- _Records_

══════════

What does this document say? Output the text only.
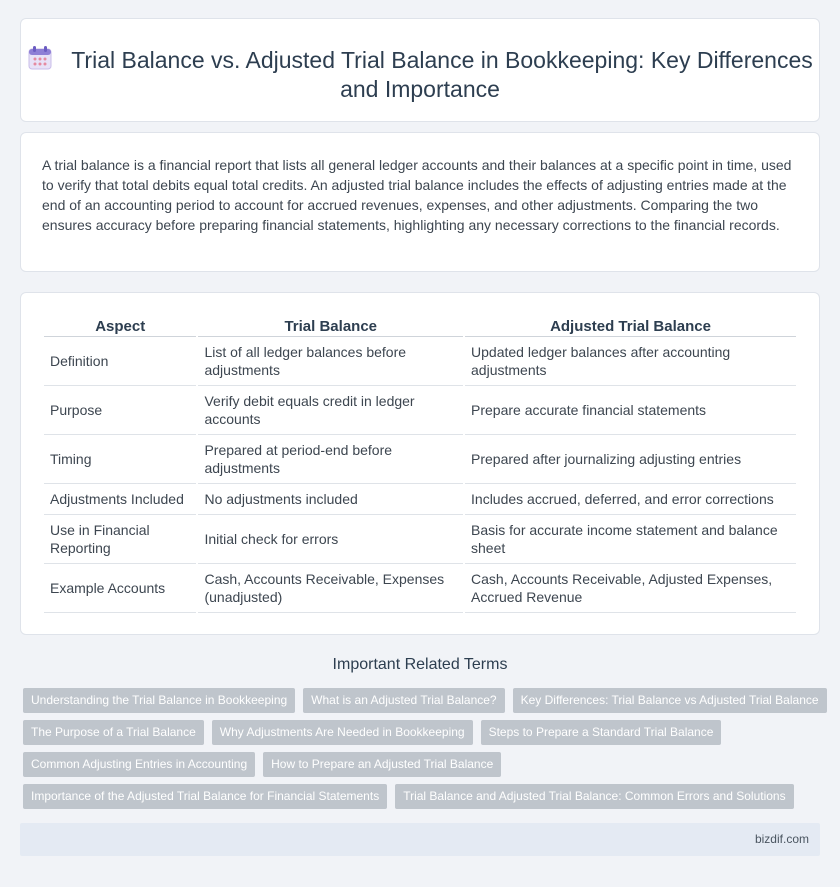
Trial Balance vs. Adjusted Trial Balance in Bookkeeping: Key Differences and Importance

A trial balance is a financial report that lists all general ledger accounts and their balances at a specific point in time, used to verify that total debits equal total credits. An adjusted trial balance includes the effects of adjusting entries made at the end of an accounting period to account for accrued revenues, expenses, and other adjustments. Comparing the two ensures accuracy before preparing financial statements, highlighting any necessary corrections to the financial records.

Aspect	Trial Balance	Adjusted Trial Balance
Definition	List of all ledger balances before adjustments	Updated ledger balances after accounting adjustments
Purpose	Verify debit equals credit in ledger accounts	Prepare accurate financial statements
Timing	Prepared at period-end before adjustments	Prepared after journalizing adjusting entries
Adjustments Included	No adjustments included	Includes accrued, deferred, and error corrections
Use in Financial Reporting	Initial check for errors	Basis for accurate income statement and balance sheet
Example Accounts	Cash, Accounts Receivable, Expenses (unadjusted)	Cash, Accounts Receivable, Adjusted Expenses, Accrued Revenue
Important Related Terms
Understanding the Trial Balance in Bookkeeping	What is an Adjusted Trial Balance?	Key Differences: Trial Balance vs Adjusted Trial Balance
The Purpose of a Trial Balance	Why Adjustments Are Needed in Bookkeeping	Steps to Prepare a Standard Trial Balance
Common Adjusting Entries in Accounting	How to Prepare an Adjusted Trial Balance
Importance of the Adjusted Trial Balance for Financial Statements	Trial Balance and Adjusted Trial Balance: Common Errors and Solutions
bizdif.com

══════════

- _The exercise_
Return each line from the material above exactly, but not the pictures.

- _The solution_
What does this document say? Output the text only.
Trial Balance vs. Adjusted Trial Balance in Bookkeeping: Key Differences and Importance

A trial balance is a financial report that lists all general ledger accounts and their balances at a specific point in time, used to verify that total debits equal total credits. An adjusted trial balance includes the effects of adjusting entries made at the end of an accounting period to account for accrued revenues, expenses, and other adjustments. Comparing the two ensures accuracy before preparing financial statements, highlighting any necessary corrections to the financial records.

Aspect	Trial Balance	Adjusted Trial Balance
Definition	List of all ledger balances before adjustments	Updated ledger balances after accounting adjustments
Purpose	Verify debit equals credit in ledger accounts	Prepare accurate financial statements
Timing	Prepared at period-end before adjustments	Prepared after journalizing adjusting entries
Adjustments Included	No adjustments included	Includes accrued, deferred, and error corrections
Use in Financial Reporting	Initial check for errors	Basis for accurate income statement and balance sheet
Example Accounts	Cash, Accounts Receivable, Expenses (unadjusted)	Cash, Accounts Receivable, Adjusted Expenses, Accrued Revenue
Important Related Terms
Understanding the Trial Balance in Bookkeeping	What is an Adjusted Trial Balance?	Key Differences: Trial Balance vs Adjusted Trial Balance
The Purpose of a Trial Balance	Why Adjustments Are Needed in Bookkeeping	Steps to Prepare a Standard Trial Balance
Common Adjusting Entries in Accounting	How to Prepare an Adjusted Trial Balance
Importance of the Adjusted Trial Balance for Financial Statements	Trial Balance and Adjusted Trial Balance: Common Errors and Solutions
bizdif.com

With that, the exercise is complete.